Passage to read ▸
::::::::::

Case ID: nys_98/html/0479-01.html
Source: Caselaw Access Project
Author: {"author": "McLAUGHLIN, J.", "license": "Public Domain", "url": "https://static.case.law/"}
Date Created: 2024-08-24T03:29:51.129683

(112 App. Div. 436)
    ROSENTHAL v. NEW YORK, S. & W. R. CO.
    (Supreme Court, Appellate Division, First Department.
    April 20, 1906.)
    .Appeal — Arguing Several Cases as .One.
    Where, on appeal, two cases are argued together as one, it is proper for the court to consider the facts appearing in each to apply to both.
    [Ed. Note. — For cases in point, see vol. 3, Cent. Dig. Appeal and Error, § 3197.]
    Appeal from Trial Term, New York County.
    Action by Pauline Rosenthal against the New York, Susquehanna & Western Railroad Company. From a judgment dismissing the complaint, plaintiff appeals.
    Affirmed.
    Argued before O’BRIEN, P. J., and INGRAHAM, McRAUGHLIN, CEARKE, and HOUGHTON, JJ.
    T. B. Chancellor, for appellant.
    Frederic B. Jennings, for respondent.
   McLAUGHLIN, J.

::::::::::

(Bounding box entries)
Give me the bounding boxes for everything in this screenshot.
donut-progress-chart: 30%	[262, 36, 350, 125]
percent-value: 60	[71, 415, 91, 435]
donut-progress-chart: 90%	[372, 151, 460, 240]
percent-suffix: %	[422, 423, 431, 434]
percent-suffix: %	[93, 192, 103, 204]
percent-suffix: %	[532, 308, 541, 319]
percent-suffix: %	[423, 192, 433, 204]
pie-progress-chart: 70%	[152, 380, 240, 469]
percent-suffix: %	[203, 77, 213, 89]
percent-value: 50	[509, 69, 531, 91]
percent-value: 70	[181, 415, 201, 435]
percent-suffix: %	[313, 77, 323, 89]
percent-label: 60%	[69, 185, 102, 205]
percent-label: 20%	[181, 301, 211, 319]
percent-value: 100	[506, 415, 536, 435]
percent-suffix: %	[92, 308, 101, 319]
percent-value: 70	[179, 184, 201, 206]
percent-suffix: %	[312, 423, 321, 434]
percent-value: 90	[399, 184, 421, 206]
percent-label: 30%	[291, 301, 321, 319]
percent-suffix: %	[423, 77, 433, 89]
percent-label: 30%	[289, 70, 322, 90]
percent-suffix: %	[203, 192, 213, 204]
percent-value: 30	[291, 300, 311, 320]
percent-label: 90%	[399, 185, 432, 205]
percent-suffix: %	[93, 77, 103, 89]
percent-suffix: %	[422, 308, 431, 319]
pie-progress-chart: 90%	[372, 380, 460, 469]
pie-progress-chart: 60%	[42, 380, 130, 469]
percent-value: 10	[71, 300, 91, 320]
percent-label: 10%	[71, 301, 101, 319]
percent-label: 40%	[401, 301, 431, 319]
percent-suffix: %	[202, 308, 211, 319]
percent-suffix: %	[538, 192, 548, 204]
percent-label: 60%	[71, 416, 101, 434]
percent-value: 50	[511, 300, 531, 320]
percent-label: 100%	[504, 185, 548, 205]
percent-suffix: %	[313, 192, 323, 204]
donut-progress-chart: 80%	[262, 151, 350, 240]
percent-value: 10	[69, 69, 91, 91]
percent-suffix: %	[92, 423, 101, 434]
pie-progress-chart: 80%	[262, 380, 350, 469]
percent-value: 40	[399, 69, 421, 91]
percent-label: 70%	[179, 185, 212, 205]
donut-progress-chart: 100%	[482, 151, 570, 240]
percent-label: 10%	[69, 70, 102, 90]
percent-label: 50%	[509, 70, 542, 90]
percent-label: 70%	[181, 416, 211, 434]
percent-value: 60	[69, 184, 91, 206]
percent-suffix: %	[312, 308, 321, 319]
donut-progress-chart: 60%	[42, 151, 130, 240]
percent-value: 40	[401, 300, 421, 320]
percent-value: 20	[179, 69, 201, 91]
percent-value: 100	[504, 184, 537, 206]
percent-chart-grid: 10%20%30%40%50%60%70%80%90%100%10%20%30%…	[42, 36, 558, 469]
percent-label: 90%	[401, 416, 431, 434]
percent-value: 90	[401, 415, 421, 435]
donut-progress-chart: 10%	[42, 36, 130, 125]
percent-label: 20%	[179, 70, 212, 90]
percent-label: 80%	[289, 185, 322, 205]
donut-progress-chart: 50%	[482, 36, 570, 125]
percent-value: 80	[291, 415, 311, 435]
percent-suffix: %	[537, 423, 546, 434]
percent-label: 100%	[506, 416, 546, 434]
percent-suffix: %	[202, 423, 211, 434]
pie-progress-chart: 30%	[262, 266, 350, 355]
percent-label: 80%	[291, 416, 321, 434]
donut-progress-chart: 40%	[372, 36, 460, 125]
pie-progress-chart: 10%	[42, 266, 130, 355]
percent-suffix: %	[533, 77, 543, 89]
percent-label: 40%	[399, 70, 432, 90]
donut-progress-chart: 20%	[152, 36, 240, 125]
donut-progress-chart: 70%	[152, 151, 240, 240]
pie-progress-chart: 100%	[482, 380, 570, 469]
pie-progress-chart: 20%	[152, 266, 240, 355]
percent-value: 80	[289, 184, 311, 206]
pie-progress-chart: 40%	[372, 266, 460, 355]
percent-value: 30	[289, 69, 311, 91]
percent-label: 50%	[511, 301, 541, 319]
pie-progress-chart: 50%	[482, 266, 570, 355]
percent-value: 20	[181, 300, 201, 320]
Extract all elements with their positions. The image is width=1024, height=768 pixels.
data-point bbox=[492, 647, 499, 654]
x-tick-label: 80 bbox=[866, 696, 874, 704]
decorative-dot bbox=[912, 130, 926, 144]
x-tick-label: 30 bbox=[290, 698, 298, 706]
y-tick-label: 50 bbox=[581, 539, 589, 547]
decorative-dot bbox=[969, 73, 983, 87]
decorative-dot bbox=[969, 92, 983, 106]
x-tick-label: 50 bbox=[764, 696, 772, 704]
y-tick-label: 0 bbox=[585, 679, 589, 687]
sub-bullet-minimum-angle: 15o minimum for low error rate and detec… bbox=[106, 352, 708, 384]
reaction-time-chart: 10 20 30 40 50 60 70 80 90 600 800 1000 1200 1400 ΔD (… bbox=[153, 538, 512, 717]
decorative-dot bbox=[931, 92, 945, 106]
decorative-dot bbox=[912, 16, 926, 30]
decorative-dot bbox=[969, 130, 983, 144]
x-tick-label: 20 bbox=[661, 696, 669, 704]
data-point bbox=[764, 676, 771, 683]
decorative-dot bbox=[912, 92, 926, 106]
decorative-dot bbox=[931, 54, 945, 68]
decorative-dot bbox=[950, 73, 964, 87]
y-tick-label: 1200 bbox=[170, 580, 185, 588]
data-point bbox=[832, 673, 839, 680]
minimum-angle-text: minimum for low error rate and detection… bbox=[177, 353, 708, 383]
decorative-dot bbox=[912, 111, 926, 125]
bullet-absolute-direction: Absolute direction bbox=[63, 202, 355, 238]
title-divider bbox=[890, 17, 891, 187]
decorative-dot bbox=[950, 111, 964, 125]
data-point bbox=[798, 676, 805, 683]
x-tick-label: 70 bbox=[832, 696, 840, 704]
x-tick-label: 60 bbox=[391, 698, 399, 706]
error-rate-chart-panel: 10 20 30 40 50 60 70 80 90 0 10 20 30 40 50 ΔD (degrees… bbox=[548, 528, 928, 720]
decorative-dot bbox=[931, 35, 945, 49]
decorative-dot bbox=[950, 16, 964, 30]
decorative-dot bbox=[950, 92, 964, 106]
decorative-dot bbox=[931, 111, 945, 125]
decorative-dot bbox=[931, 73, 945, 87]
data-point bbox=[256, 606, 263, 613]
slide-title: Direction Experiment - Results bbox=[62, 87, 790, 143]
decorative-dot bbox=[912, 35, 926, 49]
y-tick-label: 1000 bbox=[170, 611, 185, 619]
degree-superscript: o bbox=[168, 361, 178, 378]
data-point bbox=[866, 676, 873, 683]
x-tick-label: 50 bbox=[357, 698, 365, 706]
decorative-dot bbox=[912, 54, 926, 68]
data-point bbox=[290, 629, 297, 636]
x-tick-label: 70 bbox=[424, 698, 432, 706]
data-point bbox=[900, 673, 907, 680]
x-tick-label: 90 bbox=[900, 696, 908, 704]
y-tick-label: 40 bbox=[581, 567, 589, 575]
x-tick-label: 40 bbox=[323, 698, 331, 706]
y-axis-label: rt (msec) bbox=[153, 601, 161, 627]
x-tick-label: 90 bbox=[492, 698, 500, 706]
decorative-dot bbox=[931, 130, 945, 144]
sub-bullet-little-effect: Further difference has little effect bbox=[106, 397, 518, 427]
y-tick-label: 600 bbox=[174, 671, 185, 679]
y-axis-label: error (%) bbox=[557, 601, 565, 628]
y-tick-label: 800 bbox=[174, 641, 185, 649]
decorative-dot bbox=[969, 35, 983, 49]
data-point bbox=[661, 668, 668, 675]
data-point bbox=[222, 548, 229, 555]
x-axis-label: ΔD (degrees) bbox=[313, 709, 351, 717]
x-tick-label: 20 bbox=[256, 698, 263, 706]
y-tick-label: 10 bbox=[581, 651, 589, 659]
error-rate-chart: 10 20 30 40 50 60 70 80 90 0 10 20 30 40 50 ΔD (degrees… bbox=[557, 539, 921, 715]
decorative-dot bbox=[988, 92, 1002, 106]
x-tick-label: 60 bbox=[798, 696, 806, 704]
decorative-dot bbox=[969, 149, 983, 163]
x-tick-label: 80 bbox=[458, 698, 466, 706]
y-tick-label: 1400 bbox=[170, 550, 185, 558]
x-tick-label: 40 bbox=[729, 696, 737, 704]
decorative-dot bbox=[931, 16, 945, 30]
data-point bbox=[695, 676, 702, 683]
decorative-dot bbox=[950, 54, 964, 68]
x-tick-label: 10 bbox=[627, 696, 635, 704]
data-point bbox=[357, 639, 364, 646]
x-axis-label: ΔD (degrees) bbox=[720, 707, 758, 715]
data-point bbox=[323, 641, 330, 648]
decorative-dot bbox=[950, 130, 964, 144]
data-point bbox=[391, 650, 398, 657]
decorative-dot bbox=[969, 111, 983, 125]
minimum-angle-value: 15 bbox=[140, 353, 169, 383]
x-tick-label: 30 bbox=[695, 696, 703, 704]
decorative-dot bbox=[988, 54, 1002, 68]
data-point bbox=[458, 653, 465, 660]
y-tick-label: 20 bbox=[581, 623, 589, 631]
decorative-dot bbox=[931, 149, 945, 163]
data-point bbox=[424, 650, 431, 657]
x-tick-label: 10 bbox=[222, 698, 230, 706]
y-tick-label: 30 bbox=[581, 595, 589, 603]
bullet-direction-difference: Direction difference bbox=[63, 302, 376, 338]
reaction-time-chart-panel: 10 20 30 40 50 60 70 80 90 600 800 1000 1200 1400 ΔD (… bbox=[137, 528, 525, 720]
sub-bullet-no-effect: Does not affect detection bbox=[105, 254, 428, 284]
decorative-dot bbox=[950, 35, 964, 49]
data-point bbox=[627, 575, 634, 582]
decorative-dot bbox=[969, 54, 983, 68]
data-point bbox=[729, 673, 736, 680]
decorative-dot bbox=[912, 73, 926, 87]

::::::::::

Required tasks ▸
1: According to the case report, who appeared for the respondent?
2: Summarize the case report in two sentences.
3: Reproduce the portion of the case report between "ROSENTHAL v. NEW" and "Cases as .One.", inclusive.

Solutions in order ▸
1: Frederic B. Jennings appeared for the respondent.

2: Pauline Rosenthal brought an action against the New York, Susquehanna & Western Railroad Company and appealed a judgment dismissing her complaint to the Supreme Court, Appellate Division, First Department, which affirmed the judgment on April 20, 1906. The report states that when two cases are argued together as one on appeal, the court may properly consider the facts appearing in each as applying to both.

3:
ROSENTHAL v. NEW YORK, S. & W. R. CO.
    (Supreme Court, Appellate Division, First Department.
    April 20, 1906.)
    .Appeal — Arguing Several Cases as .One.